[Data entries for graphics]
++++++
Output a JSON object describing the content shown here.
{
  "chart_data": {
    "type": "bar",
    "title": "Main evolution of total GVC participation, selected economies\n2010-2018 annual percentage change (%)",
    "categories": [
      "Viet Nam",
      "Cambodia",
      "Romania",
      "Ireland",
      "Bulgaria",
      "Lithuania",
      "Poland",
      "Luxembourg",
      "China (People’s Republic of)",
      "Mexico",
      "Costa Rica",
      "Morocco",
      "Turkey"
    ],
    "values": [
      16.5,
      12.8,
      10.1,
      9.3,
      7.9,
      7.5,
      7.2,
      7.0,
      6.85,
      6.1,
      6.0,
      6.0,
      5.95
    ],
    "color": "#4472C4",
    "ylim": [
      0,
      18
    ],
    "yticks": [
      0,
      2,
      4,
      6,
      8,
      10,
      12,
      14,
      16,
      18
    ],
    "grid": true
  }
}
++++++
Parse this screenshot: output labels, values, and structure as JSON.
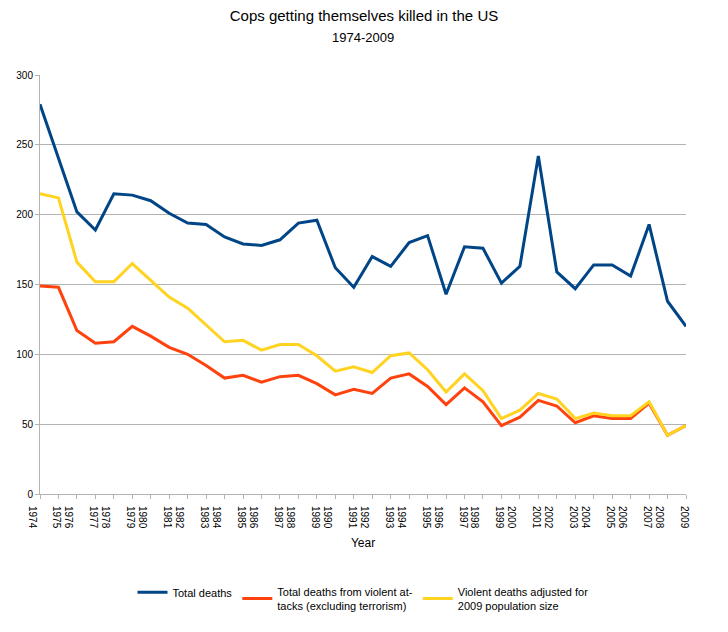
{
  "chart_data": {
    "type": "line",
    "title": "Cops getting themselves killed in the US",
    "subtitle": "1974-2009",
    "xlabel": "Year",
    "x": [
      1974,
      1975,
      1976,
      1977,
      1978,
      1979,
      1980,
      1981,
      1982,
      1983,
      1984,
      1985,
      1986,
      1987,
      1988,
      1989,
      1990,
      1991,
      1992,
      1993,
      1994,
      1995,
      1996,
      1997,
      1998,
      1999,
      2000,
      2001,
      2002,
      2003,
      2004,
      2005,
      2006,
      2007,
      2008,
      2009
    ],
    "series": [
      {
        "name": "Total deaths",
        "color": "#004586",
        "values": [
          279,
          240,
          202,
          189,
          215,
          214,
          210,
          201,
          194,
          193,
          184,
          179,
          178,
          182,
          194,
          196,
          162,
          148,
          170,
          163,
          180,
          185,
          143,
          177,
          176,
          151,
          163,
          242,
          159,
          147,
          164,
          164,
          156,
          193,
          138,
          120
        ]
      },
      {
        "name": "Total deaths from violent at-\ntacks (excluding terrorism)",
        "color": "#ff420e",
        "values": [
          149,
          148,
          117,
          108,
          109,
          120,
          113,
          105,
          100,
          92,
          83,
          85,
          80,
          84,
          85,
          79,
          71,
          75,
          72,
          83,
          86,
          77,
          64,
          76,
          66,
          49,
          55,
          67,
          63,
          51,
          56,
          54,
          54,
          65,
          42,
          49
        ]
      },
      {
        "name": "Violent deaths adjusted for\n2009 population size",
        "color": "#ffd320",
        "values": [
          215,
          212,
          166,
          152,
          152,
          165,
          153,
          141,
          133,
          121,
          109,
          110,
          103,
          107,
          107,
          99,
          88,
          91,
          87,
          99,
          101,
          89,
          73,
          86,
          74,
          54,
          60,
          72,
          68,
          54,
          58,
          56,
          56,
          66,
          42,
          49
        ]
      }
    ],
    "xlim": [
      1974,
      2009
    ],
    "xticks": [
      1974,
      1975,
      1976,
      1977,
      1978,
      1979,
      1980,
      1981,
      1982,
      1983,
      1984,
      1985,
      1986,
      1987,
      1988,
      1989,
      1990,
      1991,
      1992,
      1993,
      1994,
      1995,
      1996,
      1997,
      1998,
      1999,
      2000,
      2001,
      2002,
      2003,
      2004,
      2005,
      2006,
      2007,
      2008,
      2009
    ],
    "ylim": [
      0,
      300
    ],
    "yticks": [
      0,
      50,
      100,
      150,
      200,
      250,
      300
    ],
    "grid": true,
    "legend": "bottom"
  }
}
++++++
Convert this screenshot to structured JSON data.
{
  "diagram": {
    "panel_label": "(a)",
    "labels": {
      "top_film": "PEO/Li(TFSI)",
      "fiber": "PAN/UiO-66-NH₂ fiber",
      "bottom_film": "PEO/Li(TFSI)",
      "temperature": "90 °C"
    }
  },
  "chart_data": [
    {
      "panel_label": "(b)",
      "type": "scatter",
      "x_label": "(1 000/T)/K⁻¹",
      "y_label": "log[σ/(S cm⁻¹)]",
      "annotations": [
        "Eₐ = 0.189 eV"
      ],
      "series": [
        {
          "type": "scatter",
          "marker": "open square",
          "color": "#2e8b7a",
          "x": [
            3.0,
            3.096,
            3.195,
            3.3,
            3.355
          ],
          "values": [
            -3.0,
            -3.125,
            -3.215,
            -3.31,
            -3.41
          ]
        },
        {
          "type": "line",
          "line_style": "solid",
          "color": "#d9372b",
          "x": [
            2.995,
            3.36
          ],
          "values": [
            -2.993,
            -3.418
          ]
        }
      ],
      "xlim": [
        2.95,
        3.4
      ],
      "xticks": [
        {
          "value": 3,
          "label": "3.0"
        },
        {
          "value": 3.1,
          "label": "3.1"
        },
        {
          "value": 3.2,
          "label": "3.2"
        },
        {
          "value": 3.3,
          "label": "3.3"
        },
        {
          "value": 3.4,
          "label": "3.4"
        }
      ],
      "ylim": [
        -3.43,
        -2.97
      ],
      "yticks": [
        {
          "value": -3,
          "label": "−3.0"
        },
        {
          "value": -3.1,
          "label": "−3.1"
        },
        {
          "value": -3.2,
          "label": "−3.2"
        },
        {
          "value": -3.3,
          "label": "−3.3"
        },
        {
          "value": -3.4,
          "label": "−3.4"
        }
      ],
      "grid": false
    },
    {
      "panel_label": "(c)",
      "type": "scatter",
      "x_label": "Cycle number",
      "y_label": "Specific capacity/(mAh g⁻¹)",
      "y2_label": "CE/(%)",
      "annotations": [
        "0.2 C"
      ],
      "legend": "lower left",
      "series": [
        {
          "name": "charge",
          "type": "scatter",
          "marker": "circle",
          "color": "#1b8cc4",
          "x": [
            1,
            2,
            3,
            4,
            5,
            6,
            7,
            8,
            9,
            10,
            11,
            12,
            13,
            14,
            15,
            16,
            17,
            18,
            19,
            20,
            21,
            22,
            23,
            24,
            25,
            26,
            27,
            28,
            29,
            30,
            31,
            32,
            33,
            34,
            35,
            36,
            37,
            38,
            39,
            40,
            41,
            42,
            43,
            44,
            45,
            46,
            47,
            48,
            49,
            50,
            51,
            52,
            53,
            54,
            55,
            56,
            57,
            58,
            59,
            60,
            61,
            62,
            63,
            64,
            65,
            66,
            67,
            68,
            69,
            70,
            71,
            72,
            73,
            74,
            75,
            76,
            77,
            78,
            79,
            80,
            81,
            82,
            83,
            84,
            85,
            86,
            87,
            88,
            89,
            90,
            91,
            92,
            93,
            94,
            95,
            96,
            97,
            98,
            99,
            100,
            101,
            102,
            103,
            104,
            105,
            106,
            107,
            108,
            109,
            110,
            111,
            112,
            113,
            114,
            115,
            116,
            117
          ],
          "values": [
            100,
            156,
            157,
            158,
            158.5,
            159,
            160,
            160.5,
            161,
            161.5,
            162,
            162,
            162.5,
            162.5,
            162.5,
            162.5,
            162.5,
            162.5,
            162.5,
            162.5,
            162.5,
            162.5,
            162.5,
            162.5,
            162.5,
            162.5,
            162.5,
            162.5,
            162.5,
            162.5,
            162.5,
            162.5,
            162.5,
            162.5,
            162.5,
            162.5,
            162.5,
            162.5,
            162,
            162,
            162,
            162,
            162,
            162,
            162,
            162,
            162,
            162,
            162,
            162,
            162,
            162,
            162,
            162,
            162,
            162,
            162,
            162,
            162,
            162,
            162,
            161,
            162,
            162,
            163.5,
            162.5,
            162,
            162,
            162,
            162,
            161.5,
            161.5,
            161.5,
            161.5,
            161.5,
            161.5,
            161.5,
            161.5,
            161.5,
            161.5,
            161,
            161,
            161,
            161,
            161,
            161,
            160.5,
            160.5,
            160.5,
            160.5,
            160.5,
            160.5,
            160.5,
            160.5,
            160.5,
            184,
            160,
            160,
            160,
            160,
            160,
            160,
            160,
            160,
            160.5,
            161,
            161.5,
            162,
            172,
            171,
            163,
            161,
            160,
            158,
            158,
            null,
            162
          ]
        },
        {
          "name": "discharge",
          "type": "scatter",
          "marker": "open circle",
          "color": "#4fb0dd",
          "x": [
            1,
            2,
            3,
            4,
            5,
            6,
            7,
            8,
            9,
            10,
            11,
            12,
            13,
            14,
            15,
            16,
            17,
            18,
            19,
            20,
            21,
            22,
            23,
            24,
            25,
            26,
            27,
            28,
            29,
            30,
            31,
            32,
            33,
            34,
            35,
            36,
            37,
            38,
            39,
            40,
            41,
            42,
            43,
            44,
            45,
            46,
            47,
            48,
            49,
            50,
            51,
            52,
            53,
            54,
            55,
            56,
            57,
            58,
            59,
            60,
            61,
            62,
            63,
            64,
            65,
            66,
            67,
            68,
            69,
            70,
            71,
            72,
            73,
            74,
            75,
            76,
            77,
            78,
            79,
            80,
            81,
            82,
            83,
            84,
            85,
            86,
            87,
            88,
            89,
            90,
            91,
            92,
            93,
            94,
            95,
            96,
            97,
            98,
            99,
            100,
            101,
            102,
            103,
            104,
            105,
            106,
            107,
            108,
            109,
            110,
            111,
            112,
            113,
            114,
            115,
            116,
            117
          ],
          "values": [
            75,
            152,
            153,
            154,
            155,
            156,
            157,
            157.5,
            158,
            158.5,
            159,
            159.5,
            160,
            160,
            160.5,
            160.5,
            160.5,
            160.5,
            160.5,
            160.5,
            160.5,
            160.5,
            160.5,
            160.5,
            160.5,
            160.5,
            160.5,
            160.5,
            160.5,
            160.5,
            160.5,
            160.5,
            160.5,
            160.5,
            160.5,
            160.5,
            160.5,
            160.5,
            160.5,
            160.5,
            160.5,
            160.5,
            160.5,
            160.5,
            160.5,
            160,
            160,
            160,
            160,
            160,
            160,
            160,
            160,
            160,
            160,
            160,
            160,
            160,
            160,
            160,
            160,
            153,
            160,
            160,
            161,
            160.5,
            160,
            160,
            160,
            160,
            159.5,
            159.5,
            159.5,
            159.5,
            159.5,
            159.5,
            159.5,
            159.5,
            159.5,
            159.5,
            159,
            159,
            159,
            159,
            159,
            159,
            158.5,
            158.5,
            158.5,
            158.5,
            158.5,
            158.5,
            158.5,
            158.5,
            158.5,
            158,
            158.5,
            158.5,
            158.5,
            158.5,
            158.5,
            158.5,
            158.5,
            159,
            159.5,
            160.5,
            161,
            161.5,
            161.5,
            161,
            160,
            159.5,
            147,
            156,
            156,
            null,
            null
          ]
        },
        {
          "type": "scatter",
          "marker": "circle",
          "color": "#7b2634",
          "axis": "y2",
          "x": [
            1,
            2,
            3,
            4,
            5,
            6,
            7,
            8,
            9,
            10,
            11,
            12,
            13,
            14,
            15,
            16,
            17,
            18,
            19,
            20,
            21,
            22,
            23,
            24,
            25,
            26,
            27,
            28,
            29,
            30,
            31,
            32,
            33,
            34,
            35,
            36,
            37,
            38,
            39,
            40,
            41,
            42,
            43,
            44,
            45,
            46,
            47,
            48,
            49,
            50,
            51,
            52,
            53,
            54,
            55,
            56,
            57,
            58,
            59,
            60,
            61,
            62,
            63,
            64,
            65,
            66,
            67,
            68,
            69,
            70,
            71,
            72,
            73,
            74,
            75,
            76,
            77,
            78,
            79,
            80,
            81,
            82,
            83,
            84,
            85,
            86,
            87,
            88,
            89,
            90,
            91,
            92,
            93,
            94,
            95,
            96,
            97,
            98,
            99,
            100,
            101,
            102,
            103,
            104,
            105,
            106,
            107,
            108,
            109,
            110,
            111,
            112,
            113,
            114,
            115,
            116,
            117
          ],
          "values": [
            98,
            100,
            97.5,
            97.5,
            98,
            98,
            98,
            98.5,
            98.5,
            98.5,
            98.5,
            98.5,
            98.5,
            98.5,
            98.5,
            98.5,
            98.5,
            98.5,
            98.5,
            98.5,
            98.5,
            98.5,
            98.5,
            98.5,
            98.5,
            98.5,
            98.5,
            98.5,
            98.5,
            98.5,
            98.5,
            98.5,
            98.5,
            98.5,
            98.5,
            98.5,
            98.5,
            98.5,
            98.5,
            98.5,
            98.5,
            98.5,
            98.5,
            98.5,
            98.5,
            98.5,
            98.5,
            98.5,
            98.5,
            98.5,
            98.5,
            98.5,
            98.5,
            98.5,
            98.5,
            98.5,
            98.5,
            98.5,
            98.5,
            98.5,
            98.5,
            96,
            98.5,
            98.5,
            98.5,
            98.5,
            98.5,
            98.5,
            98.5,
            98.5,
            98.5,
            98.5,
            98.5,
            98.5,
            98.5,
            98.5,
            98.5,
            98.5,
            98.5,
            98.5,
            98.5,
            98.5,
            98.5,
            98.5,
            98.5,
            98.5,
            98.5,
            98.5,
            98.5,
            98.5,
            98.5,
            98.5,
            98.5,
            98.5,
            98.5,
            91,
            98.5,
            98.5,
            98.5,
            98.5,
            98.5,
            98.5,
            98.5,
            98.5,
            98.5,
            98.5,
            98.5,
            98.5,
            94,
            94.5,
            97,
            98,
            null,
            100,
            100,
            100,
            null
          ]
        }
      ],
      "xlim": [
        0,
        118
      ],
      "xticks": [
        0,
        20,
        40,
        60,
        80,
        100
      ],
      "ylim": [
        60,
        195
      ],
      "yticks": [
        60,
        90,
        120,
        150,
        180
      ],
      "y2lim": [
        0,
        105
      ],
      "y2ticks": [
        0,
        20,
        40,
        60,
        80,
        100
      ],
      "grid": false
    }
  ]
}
++++++
- PROBLEM DETAILS
How many lines in the listing contain "name"? Answer with the number alone.

- ANSWER FOR THE TASK
5